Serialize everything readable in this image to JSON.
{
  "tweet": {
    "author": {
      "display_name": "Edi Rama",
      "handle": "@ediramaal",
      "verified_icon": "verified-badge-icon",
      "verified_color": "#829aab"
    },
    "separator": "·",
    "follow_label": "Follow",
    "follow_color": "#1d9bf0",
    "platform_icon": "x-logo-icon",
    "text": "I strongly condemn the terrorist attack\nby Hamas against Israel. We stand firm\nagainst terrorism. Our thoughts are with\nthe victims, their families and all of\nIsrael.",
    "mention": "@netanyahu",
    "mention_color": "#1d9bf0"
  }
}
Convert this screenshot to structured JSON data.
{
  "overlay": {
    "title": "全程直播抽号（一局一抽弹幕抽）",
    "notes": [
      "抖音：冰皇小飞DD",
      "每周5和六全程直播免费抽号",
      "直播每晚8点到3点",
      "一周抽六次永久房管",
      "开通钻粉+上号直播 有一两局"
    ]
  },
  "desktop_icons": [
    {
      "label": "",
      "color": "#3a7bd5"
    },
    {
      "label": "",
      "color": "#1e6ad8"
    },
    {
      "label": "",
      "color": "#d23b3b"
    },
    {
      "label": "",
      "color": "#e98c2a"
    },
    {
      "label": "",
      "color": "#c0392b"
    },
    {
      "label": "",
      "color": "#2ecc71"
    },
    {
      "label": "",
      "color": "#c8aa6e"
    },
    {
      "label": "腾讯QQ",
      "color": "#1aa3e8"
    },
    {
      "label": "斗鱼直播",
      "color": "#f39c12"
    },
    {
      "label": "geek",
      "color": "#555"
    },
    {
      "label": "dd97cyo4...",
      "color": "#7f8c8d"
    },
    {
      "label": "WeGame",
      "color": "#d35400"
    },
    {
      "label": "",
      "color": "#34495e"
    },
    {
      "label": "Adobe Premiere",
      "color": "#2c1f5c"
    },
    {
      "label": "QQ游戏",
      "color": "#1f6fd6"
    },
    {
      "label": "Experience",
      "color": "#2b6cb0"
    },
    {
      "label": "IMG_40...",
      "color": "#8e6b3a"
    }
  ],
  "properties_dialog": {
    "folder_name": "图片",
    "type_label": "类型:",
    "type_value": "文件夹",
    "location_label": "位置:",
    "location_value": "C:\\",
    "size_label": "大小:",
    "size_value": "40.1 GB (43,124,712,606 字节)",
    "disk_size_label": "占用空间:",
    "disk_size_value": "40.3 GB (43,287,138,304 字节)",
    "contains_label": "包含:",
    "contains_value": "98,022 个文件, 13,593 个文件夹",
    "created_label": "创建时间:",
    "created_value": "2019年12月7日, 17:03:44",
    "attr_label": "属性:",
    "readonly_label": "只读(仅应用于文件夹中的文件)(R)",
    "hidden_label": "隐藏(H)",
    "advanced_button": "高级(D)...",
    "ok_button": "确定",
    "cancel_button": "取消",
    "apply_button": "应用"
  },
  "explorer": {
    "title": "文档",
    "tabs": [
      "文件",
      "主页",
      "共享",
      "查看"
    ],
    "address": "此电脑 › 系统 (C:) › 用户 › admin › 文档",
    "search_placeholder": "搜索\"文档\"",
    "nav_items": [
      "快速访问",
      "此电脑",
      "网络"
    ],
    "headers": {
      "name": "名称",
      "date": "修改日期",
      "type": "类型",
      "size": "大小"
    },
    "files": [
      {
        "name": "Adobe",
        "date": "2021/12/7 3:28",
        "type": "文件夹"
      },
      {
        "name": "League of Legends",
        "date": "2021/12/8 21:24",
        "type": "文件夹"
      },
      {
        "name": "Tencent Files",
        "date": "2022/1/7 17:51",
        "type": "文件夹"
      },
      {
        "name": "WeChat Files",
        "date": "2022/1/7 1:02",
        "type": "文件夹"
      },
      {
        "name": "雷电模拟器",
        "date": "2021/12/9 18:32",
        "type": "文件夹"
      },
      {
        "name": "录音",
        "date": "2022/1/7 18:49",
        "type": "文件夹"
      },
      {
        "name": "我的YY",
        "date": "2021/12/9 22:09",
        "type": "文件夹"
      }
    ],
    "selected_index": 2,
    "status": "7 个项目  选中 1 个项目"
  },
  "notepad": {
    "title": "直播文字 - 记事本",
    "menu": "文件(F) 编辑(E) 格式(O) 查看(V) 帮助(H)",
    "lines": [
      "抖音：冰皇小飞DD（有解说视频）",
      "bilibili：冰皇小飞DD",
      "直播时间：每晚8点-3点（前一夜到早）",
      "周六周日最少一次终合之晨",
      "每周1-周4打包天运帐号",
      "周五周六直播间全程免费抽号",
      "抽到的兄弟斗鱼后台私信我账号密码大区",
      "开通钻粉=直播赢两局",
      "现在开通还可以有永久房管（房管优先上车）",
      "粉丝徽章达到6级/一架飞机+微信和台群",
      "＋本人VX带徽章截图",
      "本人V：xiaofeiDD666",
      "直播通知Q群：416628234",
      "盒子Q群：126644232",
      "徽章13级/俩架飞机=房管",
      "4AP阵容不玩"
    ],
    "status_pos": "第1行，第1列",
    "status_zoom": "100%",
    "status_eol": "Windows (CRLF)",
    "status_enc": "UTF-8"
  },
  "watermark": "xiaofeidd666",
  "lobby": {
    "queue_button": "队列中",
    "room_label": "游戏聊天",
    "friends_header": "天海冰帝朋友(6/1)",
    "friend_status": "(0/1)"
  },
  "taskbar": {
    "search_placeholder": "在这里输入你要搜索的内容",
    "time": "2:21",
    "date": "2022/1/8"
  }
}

**PROBLEM DESCRIPTION**:
All lines holding the word "title" should be picked out and copied.

**OUTPUT FOR THIS TASK**:
    "title": "全程直播抽号（一局一抽弹幕抽）",
    "title": "文档",
    "title": "直播文字 - 记事本",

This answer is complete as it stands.